健康を害するダニ
ダニは刺すことでヒトに被害(刺咬被害)を及ぼすことに加え、ハウスダストによるアレルギーの原因にもなります。世界に45,000種類ほど存在すると言われていますが、害を及ぼすものはほんの一部のようです。
ツメダニ
梅雨時から秋口に繁殖します。吸血はしないが人を刺し体液を吸います。特に8月から9月は刺咬被害が増加します。
イエダニ
元々海外から日本に入ってきたダニです。6月から9月に繁殖します。ネズミや鳥に寄生し吸血しますが、ヒトに対しても吸血します。ネズミの多い繁華街のある都市部で被害が見られます。
ヒョウヒダニ(チリダニ)
一年を通して繁殖します。死骸や糞がアレルギーを引き起こします。ヒトを刺すことはありません。
コナダニ
梅雨時から秋口に繁殖します。ヒトを刺すことはありませんが繁殖力が強いのが特徴です。食品(特に粉もの)や畳に発生します。ツメダニの餌となり、間接的にツメダニによる刺咬被害が増加することがあります。

» 提供資料:
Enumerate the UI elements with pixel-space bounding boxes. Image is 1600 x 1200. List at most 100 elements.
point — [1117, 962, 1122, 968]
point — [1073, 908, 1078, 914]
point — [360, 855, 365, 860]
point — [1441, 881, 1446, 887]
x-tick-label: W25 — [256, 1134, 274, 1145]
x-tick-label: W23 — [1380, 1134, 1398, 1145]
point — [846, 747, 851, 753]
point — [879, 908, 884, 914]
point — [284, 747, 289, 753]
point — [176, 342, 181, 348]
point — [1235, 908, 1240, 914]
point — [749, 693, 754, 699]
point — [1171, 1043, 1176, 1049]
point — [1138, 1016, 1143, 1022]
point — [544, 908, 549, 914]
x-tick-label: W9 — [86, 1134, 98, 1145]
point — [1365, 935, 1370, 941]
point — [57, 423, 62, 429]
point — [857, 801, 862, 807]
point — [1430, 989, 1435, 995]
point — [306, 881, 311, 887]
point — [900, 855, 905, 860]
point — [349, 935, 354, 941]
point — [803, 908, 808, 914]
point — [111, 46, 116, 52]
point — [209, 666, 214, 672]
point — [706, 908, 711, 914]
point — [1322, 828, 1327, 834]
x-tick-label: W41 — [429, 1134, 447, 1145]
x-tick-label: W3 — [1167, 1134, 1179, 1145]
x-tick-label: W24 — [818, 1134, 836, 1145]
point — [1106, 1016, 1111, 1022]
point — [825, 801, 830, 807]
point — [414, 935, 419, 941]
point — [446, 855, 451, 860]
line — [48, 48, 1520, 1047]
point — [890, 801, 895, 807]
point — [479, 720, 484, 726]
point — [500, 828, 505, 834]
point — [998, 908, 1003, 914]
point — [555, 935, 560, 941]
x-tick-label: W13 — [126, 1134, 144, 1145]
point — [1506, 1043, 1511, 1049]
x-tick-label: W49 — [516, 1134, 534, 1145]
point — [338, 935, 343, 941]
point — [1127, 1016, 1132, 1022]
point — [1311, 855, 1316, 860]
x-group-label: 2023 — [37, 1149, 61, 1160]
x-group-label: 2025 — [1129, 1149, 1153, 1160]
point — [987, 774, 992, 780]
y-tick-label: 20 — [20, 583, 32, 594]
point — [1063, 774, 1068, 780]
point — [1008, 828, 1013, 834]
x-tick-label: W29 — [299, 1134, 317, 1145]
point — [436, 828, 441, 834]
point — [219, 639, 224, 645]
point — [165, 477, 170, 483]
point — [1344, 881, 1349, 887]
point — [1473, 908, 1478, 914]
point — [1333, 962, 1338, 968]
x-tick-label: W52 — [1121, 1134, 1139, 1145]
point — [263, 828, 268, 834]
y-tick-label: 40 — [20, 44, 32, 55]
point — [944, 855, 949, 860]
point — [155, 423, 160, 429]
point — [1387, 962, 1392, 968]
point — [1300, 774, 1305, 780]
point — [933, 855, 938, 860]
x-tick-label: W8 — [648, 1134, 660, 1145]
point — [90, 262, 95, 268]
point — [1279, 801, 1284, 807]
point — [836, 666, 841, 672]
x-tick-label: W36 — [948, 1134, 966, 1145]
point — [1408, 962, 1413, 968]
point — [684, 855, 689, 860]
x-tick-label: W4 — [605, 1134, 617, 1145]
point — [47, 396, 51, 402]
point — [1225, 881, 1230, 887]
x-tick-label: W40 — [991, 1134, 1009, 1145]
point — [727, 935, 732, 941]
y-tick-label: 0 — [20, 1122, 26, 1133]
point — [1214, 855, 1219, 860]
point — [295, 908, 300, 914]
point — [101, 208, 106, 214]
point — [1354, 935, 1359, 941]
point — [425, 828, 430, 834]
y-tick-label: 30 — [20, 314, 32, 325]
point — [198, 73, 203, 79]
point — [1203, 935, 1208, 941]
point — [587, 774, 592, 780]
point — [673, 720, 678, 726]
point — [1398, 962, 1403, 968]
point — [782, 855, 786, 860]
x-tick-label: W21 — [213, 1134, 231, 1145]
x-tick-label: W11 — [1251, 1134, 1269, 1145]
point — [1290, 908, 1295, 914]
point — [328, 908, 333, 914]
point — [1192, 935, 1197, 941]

» 取り組む課題:
**1.** ダニについての抜粋によると、イエダニが繁殖するのは何月から何月か。
**2.** ダニについての抜粋を、最後の文の後から続けて書いてください。

» 期待される出力:
**1.** 6月から9月。

**2.**
マダニ
野外で活動するダニです。野外で皮膚を露出して活動する場合注意を要します。体温、体臭、振動に反応してヒトに飛び移るようです。刺されると炎症を起こし腫れあがります。マダニが媒介する感染症(後述)が問題となっています。
ヒゼンダニ
吸血はしませんが人体に寄生し、「疥癬」(後述)という皮膚病の原因となります。
ツツガムシ
ツツガムシもダニの一種です。幼虫はネズミ等の哺乳類の皮膚に寄生します。ツツガムシ病はツツガムシそのものが感染するのではなく、ツツガムシが媒介するリケッチアによる感染症です。
リケッチアとは
マダニが媒介する感染症
日本紅斑熱
日本紅斑熱リケッチアによる感染症です。発熱、発疹(紅斑)、頭痛、倦怠感、関節痛、筋肉痛等の症状が発現します。テトラサイクリン系の抗生剤で治療します。
Q熱
コクシエラ菌による感染症で、わずかな菌数でも感染力が非常に強いです。発熱、頭痛、悪寒、筋肉痛、咽頭痛、倦怠感等のインフルエンザ様症状があり、死亡率は1~2%といわれます。テトラサイクリン系またはニューキノロン系の抗生剤で治療します。
ライム病
ボレリアスピロヘータによる感染症です。刺咬部が紅斑となり、リンパ節腫脹の他、発熱、頭痛、悪寒、筋肉痛、咽頭痛、倦怠感等のインフルエンザ様症状が発現します。また、神経症状、不整脈等の心疾患、角膜炎等の眼症状、関節炎、筋肉炎、脳髄膜炎に至ることが有ります。テトラサイクリン系の抗生剤が有効とされます。
スピロヘータとは
回帰熱
ライム病同様、ボレリアスピロヘータによる感染症です。症状もライム病に類似しますが、肝炎、肺炎、脾腫等の症状も有ります。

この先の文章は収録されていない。